The exercise ::
Reproduce all of the listing below without alteration.

**** Dataset extract

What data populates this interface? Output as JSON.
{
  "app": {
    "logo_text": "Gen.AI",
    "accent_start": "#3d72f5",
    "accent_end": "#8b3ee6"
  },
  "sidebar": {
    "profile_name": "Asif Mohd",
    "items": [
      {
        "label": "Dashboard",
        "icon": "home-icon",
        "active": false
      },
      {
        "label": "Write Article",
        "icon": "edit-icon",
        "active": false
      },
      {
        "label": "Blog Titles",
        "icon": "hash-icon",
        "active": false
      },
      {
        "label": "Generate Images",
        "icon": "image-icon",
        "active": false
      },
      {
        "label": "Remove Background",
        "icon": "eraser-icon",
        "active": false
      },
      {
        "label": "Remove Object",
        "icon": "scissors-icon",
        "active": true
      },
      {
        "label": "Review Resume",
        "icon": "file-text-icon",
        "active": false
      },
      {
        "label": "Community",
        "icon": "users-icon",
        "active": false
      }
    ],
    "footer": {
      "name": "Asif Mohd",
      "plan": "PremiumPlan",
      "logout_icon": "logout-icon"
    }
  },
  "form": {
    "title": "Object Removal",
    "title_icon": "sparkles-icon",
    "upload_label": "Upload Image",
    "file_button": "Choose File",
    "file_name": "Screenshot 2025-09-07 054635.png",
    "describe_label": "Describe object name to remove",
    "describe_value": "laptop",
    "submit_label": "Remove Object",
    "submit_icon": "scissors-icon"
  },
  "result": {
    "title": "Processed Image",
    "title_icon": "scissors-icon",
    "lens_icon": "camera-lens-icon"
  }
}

********

Final result ::
What data populates this interface? Output as JSON.
{
  "app": {
    "logo_text": "Gen.AI",
    "accent_start": "#3d72f5",
    "accent_end": "#8b3ee6"
  },
  "sidebar": {
    "profile_name": "Asif Mohd",
    "items": [
      {
        "label": "Dashboard",
        "icon": "home-icon",
        "active": false
      },
      {
        "label": "Write Article",
        "icon": "edit-icon",
        "active": false
      },
      {
        "label": "Blog Titles",
        "icon": "hash-icon",
        "active": false
      },
      {
        "label": "Generate Images",
        "icon": "image-icon",
        "active": false
      },
      {
        "label": "Remove Background",
        "icon": "eraser-icon",
        "active": false
      },
      {
        "label": "Remove Object",
        "icon": "scissors-icon",
        "active": true
      },
      {
        "label": "Review Resume",
        "icon": "file-text-icon",
        "active": false
      },
      {
        "label": "Community",
        "icon": "users-icon",
        "active": false
      }
    ],
    "footer": {
      "name": "Asif Mohd",
      "plan": "PremiumPlan",
      "logout_icon": "logout-icon"
    }
  },
  "form": {
    "title": "Object Removal",
    "title_icon": "sparkles-icon",
    "upload_label": "Upload Image",
    "file_button": "Choose File",
    "file_name": "Screenshot 2025-09-07 054635.png",
    "describe_label": "Describe object name to remove",
    "describe_value": "laptop",
    "submit_label": "Remove Object",
    "submit_icon": "scissors-icon"
  },
  "result": {
    "title": "Processed Image",
    "title_icon": "scissors-icon",
    "lens_icon": "camera-lens-icon"
  }
}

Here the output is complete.